[DATA LINES]
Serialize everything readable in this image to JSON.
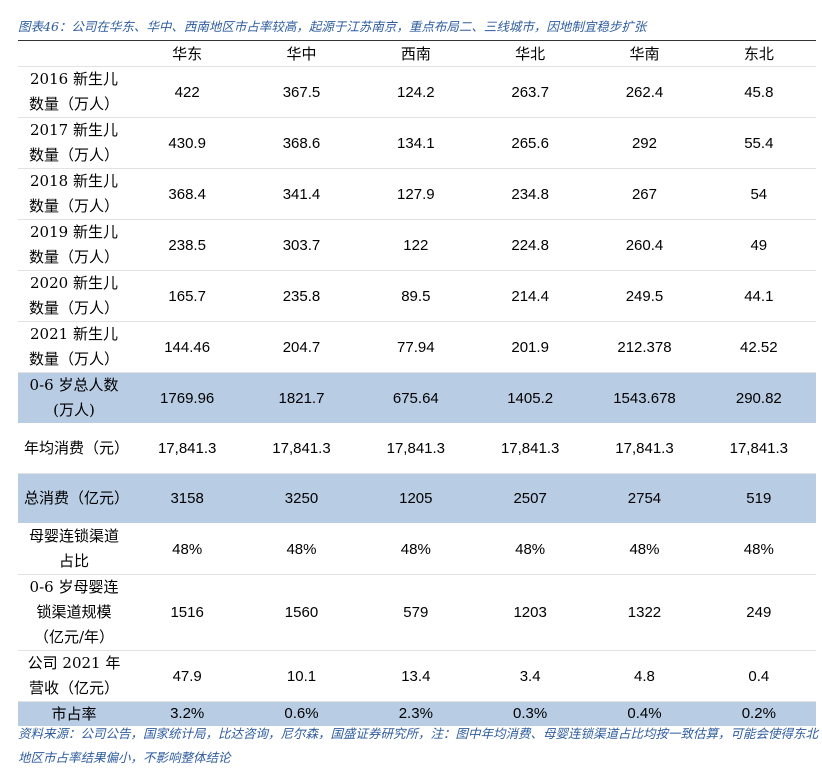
{
  "title": "图表46：公司在华东、华中、西南地区市占率较高，起源于江苏南京，重点布局二、三线城市，因地制宜稳步扩张",
  "table": {
    "header": [
      "华东",
      "华中",
      "西南",
      "华北",
      "华南",
      "东北"
    ],
    "rows": [
      {
        "label": "2016 新生儿数量（万人）",
        "cells": [
          "422",
          "367.5",
          "124.2",
          "263.7",
          "262.4",
          "45.8"
        ]
      },
      {
        "label": "2017 新生儿数量（万人）",
        "cells": [
          "430.9",
          "368.6",
          "134.1",
          "265.6",
          "292",
          "55.4"
        ]
      },
      {
        "label": "2018 新生儿数量（万人）",
        "cells": [
          "368.4",
          "341.4",
          "127.9",
          "234.8",
          "267",
          "54"
        ]
      },
      {
        "label": "2019 新生儿数量（万人）",
        "cells": [
          "238.5",
          "303.7",
          "122",
          "224.8",
          "260.4",
          "49"
        ]
      },
      {
        "label": "2020 新生儿数量（万人）",
        "cells": [
          "165.7",
          "235.8",
          "89.5",
          "214.4",
          "249.5",
          "44.1"
        ]
      },
      {
        "label": "2021 新生儿数量（万人）",
        "cells": [
          "144.46",
          "204.7",
          "77.94",
          "201.9",
          "212.378",
          "42.52"
        ]
      },
      {
        "label": "0-6 岁总人数(万人)",
        "cells": [
          "1769.96",
          "1821.7",
          "675.64",
          "1405.2",
          "1543.678",
          "290.82"
        ]
      },
      {
        "label": "年均消费（元）",
        "cells": [
          "17,841.3",
          "17,841.3",
          "17,841.3",
          "17,841.3",
          "17,841.3",
          "17,841.3"
        ]
      },
      {
        "label": "总消费（亿元）",
        "cells": [
          "3158",
          "3250",
          "1205",
          "2507",
          "2754",
          "519"
        ]
      },
      {
        "label": "母婴连锁渠道占比",
        "cells": [
          "48%",
          "48%",
          "48%",
          "48%",
          "48%",
          "48%"
        ]
      },
      {
        "label": "0-6 岁母婴连锁渠道规模（亿元/年）",
        "cells": [
          "1516",
          "1560",
          "579",
          "1203",
          "1322",
          "249"
        ]
      },
      {
        "label": "公司 2021 年营收（亿元）",
        "cells": [
          "47.9",
          "10.1",
          "13.4",
          "3.4",
          "4.8",
          "0.4"
        ]
      },
      {
        "label": "市占率",
        "cells": [
          "3.2%",
          "0.6%",
          "2.3%",
          "0.3%",
          "0.4%",
          "0.2%"
        ]
      }
    ]
  },
  "source": "资料来源：公司公告，国家统计局，比达咨询，尼尔森，国盛证券研究所，注：图中年均消费、母婴连锁渠道占比均按一致估算，可能会使得东北地区市占率结果偏小，不影响整体结论"
}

[PROMPT] Which lines hold the word "新生儿数量"? Copy every one of them.

[EXERCISE ANSWER]
        "label": "2016 新生儿数量（万人）",
        "label": "2017 新生儿数量（万人）",
        "label": "2018 新生儿数量（万人）",
        "label": "2019 新生儿数量（万人）",
        "label": "2020 新生儿数量（万人）",
        "label": "2021 新生儿数量（万人）",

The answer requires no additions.